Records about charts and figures
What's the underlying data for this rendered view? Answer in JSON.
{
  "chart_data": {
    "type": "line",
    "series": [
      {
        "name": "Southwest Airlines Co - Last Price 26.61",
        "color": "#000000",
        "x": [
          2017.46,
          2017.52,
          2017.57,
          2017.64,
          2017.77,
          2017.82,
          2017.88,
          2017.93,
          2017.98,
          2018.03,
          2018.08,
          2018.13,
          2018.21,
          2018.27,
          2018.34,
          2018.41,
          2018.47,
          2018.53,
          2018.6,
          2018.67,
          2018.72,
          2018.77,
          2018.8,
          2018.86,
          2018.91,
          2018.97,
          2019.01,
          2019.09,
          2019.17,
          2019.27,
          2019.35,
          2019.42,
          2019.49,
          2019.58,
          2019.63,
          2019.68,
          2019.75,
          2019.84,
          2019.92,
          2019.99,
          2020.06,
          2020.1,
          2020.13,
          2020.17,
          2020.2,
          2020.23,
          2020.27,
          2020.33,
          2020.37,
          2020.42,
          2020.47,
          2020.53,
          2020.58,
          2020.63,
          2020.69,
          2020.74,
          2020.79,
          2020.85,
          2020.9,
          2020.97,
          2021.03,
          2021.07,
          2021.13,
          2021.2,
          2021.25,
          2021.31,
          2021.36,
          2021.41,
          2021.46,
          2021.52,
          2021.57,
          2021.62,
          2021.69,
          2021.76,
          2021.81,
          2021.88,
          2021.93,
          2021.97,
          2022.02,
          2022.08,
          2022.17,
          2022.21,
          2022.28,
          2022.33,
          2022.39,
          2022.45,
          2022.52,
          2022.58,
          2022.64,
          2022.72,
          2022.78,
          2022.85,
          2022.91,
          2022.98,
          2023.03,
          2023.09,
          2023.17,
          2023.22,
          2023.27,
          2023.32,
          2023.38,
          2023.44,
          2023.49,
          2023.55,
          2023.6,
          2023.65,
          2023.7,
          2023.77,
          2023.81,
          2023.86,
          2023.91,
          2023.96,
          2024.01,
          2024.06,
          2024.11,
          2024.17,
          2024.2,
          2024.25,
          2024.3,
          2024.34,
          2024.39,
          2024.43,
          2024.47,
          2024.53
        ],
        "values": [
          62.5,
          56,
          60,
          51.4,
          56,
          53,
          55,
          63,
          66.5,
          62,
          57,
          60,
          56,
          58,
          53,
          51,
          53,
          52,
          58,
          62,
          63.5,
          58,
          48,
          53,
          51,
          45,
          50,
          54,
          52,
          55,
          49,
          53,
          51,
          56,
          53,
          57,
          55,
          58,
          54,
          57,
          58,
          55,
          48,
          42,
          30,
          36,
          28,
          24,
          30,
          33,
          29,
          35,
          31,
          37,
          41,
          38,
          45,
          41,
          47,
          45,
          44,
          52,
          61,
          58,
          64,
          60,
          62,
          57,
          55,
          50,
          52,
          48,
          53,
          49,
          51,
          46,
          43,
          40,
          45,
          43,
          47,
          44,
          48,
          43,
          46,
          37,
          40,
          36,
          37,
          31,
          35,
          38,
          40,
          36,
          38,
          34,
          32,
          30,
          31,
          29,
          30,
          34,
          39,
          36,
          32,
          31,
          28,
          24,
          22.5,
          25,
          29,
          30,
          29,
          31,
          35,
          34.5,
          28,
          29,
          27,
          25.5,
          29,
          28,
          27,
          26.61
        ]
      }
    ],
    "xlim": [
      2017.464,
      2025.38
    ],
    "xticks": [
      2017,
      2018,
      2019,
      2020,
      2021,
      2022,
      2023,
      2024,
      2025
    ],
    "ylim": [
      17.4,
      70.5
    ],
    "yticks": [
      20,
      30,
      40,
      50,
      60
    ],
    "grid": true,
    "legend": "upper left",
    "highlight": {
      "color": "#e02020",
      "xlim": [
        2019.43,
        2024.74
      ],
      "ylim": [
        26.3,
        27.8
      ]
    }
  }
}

■ INSTRUCTION
Each entry must be reproduced verbatim.

■ WRITTEN ANSWER
What's the underlying data for this rendered view? Answer in JSON.
{
  "chart_data": {
    "type": "line",
    "series": [
      {
        "name": "Southwest Airlines Co - Last Price 26.61",
        "color": "#000000",
        "x": [
          2017.46,
          2017.52,
          2017.57,
          2017.64,
          2017.77,
          2017.82,
          2017.88,
          2017.93,
          2017.98,
          2018.03,
          2018.08,
          2018.13,
          2018.21,
          2018.27,
          2018.34,
          2018.41,
          2018.47,
          2018.53,
          2018.6,
          2018.67,
          2018.72,
          2018.77,
          2018.8,
          2018.86,
          2018.91,
          2018.97,
          2019.01,
          2019.09,
          2019.17,
          2019.27,
          2019.35,
          2019.42,
          2019.49,
          2019.58,
          2019.63,
          2019.68,
          2019.75,
          2019.84,
          2019.92,
          2019.99,
          2020.06,
          2020.1,
          2020.13,
          2020.17,
          2020.2,
          2020.23,
          2020.27,
          2020.33,
          2020.37,
          2020.42,
          2020.47,
          2020.53,
          2020.58,
          2020.63,
          2020.69,
          2020.74,
          2020.79,
          2020.85,
          2020.9,
          2020.97,
          2021.03,
          2021.07,
          2021.13,
          2021.2,
          2021.25,
          2021.31,
          2021.36,
          2021.41,
          2021.46,
          2021.52,
          2021.57,
          2021.62,
          2021.69,
          2021.76,
          2021.81,
          2021.88,
          2021.93,
          2021.97,
          2022.02,
          2022.08,
          2022.17,
          2022.21,
          2022.28,
          2022.33,
          2022.39,
          2022.45,
          2022.52,
          2022.58,
          2022.64,
          2022.72,
          2022.78,
          2022.85,
          2022.91,
          2022.98,
          2023.03,
          2023.09,
          2023.17,
          2023.22,
          2023.27,
          2023.32,
          2023.38,
          2023.44,
          2023.49,
          2023.55,
          2023.6,
          2023.65,
          2023.7,
          2023.77,
          2023.81,
          2023.86,
          2023.91,
          2023.96,
          2024.01,
          2024.06,
          2024.11,
          2024.17,
          2024.2,
          2024.25,
          2024.3,
          2024.34,
          2024.39,
          2024.43,
          2024.47,
          2024.53
        ],
        "values": [
          62.5,
          56,
          60,
          51.4,
          56,
          53,
          55,
          63,
          66.5,
          62,
          57,
          60,
          56,
          58,
          53,
          51,
          53,
          52,
          58,
          62,
          63.5,
          58,
          48,
          53,
          51,
          45,
          50,
          54,
          52,
          55,
          49,
          53,
          51,
          56,
          53,
          57,
          55,
          58,
          54,
          57,
          58,
          55,
          48,
          42,
          30,
          36,
          28,
          24,
          30,
          33,
          29,
          35,
          31,
          37,
          41,
          38,
          45,
          41,
          47,
          45,
          44,
          52,
          61,
          58,
          64,
          60,
          62,
          57,
          55,
          50,
          52,
          48,
          53,
          49,
          51,
          46,
          43,
          40,
          45,
          43,
          47,
          44,
          48,
          43,
          46,
          37,
          40,
          36,
          37,
          31,
          35,
          38,
          40,
          36,
          38,
          34,
          32,
          30,
          31,
          29,
          30,
          34,
          39,
          36,
          32,
          31,
          28,
          24,
          22.5,
          25,
          29,
          30,
          29,
          31,
          35,
          34.5,
          28,
          29,
          27,
          25.5,
          29,
          28,
          27,
          26.61
        ]
      }
    ],
    "xlim": [
      2017.464,
      2025.38
    ],
    "xticks": [
      2017,
      2018,
      2019,
      2020,
      2021,
      2022,
      2023,
      2024,
      2025
    ],
    "ylim": [
      17.4,
      70.5
    ],
    "yticks": [
      20,
      30,
      40,
      50,
      60
    ],
    "grid": true,
    "legend": "upper left",
    "highlight": {
      "color": "#e02020",
      "xlim": [
        2019.43,
        2024.74
      ],
      "ylim": [
        26.3,
        27.8
      ]
    }
  }
}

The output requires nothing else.